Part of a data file
□ □ □ □ □
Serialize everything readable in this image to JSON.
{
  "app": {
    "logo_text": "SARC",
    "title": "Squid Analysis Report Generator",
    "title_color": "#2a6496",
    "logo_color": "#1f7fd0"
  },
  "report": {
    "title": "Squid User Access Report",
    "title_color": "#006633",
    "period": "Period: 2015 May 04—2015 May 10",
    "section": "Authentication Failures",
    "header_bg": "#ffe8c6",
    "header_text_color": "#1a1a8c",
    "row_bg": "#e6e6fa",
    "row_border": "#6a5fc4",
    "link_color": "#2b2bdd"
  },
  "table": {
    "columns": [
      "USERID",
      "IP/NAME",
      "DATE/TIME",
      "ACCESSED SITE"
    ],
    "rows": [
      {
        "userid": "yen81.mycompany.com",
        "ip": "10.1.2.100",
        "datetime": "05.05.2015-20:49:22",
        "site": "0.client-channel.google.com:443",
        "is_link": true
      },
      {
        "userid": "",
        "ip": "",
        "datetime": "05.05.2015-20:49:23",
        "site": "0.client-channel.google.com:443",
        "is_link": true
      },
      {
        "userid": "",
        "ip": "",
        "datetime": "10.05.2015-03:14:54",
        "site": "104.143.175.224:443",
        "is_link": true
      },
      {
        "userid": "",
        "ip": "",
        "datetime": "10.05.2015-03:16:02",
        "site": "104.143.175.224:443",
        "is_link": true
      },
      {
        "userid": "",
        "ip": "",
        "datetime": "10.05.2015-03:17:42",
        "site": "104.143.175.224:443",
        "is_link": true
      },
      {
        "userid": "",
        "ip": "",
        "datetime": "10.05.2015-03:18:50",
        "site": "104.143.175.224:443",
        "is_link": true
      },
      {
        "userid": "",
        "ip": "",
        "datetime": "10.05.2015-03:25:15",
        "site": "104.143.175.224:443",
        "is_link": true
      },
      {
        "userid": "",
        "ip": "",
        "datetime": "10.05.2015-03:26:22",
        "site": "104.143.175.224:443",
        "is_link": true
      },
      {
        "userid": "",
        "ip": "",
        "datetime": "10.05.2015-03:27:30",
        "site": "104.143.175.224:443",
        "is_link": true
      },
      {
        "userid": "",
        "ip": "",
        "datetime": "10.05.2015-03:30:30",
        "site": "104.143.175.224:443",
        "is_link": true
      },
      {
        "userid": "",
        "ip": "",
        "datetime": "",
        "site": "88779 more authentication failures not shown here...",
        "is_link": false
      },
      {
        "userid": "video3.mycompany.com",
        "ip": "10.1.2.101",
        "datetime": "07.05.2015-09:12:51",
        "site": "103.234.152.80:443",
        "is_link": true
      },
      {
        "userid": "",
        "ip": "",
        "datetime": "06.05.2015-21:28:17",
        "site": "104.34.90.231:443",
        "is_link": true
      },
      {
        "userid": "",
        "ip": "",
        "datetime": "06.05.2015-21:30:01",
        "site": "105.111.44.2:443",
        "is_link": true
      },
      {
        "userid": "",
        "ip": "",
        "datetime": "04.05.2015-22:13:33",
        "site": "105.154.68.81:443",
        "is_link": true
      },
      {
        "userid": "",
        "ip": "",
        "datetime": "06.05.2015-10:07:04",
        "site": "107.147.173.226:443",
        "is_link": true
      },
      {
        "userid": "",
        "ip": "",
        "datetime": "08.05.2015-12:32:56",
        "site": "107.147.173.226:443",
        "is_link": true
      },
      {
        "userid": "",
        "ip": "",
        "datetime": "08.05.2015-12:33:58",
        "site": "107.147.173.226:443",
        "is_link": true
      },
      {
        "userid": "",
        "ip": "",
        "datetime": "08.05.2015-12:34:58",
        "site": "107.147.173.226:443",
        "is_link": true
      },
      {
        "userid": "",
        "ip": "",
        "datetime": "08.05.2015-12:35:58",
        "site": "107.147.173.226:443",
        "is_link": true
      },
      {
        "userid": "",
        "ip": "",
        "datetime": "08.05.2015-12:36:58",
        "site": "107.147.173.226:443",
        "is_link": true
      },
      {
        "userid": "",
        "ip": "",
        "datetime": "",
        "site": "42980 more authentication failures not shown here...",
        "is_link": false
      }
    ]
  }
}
□ □ □ □ □
EXERCISE BRIEF:
Look through the records and gather each line with the word "mycompany".

SOLVED EXERCISE:
        "userid": "yen81.mycompany.com",
        "userid": "video3.mycompany.com",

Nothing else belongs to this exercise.